== DATA IN THIS EXERCISE ==
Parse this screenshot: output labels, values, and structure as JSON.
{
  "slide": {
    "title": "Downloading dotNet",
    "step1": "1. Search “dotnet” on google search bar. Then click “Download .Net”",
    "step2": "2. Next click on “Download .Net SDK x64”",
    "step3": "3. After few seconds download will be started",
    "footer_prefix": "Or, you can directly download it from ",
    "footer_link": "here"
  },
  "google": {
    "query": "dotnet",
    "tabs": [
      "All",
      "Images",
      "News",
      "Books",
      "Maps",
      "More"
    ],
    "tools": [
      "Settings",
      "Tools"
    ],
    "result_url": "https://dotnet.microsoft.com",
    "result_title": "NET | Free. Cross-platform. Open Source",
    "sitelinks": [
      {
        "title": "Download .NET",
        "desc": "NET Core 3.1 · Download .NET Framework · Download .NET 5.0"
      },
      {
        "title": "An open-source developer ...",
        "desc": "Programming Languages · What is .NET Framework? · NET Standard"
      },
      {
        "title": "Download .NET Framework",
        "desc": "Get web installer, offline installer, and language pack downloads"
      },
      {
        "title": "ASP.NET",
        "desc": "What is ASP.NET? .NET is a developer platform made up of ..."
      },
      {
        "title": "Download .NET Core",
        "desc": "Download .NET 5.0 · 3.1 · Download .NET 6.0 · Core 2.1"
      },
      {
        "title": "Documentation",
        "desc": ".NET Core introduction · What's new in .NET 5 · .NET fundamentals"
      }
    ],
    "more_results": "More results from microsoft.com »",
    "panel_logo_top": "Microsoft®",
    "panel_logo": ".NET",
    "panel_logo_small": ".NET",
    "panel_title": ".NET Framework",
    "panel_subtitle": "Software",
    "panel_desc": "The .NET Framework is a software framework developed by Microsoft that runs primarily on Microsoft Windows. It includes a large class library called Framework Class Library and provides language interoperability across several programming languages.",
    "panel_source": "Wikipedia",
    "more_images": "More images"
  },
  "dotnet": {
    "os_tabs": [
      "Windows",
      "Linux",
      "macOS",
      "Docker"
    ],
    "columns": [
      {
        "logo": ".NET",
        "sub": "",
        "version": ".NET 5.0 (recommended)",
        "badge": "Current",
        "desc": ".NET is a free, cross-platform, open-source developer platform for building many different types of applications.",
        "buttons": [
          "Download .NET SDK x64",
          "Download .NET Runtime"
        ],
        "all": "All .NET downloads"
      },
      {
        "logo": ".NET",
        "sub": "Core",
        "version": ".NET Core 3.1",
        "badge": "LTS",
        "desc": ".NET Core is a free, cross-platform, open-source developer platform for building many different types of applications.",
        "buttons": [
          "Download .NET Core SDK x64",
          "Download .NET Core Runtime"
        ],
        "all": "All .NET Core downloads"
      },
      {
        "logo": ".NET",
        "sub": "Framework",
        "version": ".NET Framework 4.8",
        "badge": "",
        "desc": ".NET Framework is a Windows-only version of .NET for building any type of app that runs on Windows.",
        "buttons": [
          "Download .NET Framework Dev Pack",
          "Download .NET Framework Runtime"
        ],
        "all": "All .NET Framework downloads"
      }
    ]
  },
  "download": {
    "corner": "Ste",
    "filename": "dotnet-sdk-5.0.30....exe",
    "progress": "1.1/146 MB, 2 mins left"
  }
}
===
> **WORK TO BE COMPLETED**
Write out every entry above, word for word.

> **CORRECT RESPONSE**
Parse this screenshot: output labels, values, and structure as JSON.
{
  "slide": {
    "title": "Downloading dotNet",
    "step1": "1. Search “dotnet” on google search bar. Then click “Download .Net”",
    "step2": "2. Next click on “Download .Net SDK x64”",
    "step3": "3. After few seconds download will be started",
    "footer_prefix": "Or, you can directly download it from ",
    "footer_link": "here"
  },
  "google": {
    "query": "dotnet",
    "tabs": [
      "All",
      "Images",
      "News",
      "Books",
      "Maps",
      "More"
    ],
    "tools": [
      "Settings",
      "Tools"
    ],
    "result_url": "https://dotnet.microsoft.com",
    "result_title": "NET | Free. Cross-platform. Open Source",
    "sitelinks": [
      {
        "title": "Download .NET",
        "desc": "NET Core 3.1 · Download .NET Framework · Download .NET 5.0"
      },
      {
        "title": "An open-source developer ...",
        "desc": "Programming Languages · What is .NET Framework? · NET Standard"
      },
      {
        "title": "Download .NET Framework",
        "desc": "Get web installer, offline installer, and language pack downloads"
      },
      {
        "title": "ASP.NET",
        "desc": "What is ASP.NET? .NET is a developer platform made up of ..."
      },
      {
        "title": "Download .NET Core",
        "desc": "Download .NET 5.0 · 3.1 · Download .NET 6.0 · Core 2.1"
      },
      {
        "title": "Documentation",
        "desc": ".NET Core introduction · What's new in .NET 5 · .NET fundamentals"
      }
    ],
    "more_results": "More results from microsoft.com »",
    "panel_logo_top": "Microsoft®",
    "panel_logo": ".NET",
    "panel_logo_small": ".NET",
    "panel_title": ".NET Framework",
    "panel_subtitle": "Software",
    "panel_desc": "The .NET Framework is a software framework developed by Microsoft that runs primarily on Microsoft Windows. It includes a large class library called Framework Class Library and provides language interoperability across several programming languages.",
    "panel_source": "Wikipedia",
    "more_images": "More images"
  },
  "dotnet": {
    "os_tabs": [
      "Windows",
      "Linux",
      "macOS",
      "Docker"
    ],
    "columns": [
      {
        "logo": ".NET",
        "sub": "",
        "version": ".NET 5.0 (recommended)",
        "badge": "Current",
        "desc": ".NET is a free, cross-platform, open-source developer platform for building many different types of applications.",
        "buttons": [
          "Download .NET SDK x64",
          "Download .NET Runtime"
        ],
        "all": "All .NET downloads"
      },
      {
        "logo": ".NET",
        "sub": "Core",
        "version": ".NET Core 3.1",
        "badge": "LTS",
        "desc": ".NET Core is a free, cross-platform, open-source developer platform for building many different types of applications.",
        "buttons": [
          "Download .NET Core SDK x64",
          "Download .NET Core Runtime"
        ],
        "all": "All .NET Core downloads"
      },
      {
        "logo": ".NET",
        "sub": "Framework",
        "version": ".NET Framework 4.8",
        "badge": "",
        "desc": ".NET Framework is a Windows-only version of .NET for building any type of app that runs on Windows.",
        "buttons": [
          "Download .NET Framework Dev Pack",
          "Download .NET Framework Runtime"
        ],
        "all": "All .NET Framework downloads"
      }
    ]
  },
  "download": {
    "corner": "Ste",
    "filename": "dotnet-sdk-5.0.30....exe",
    "progress": "1.1/146 MB, 2 mins left"
  }
}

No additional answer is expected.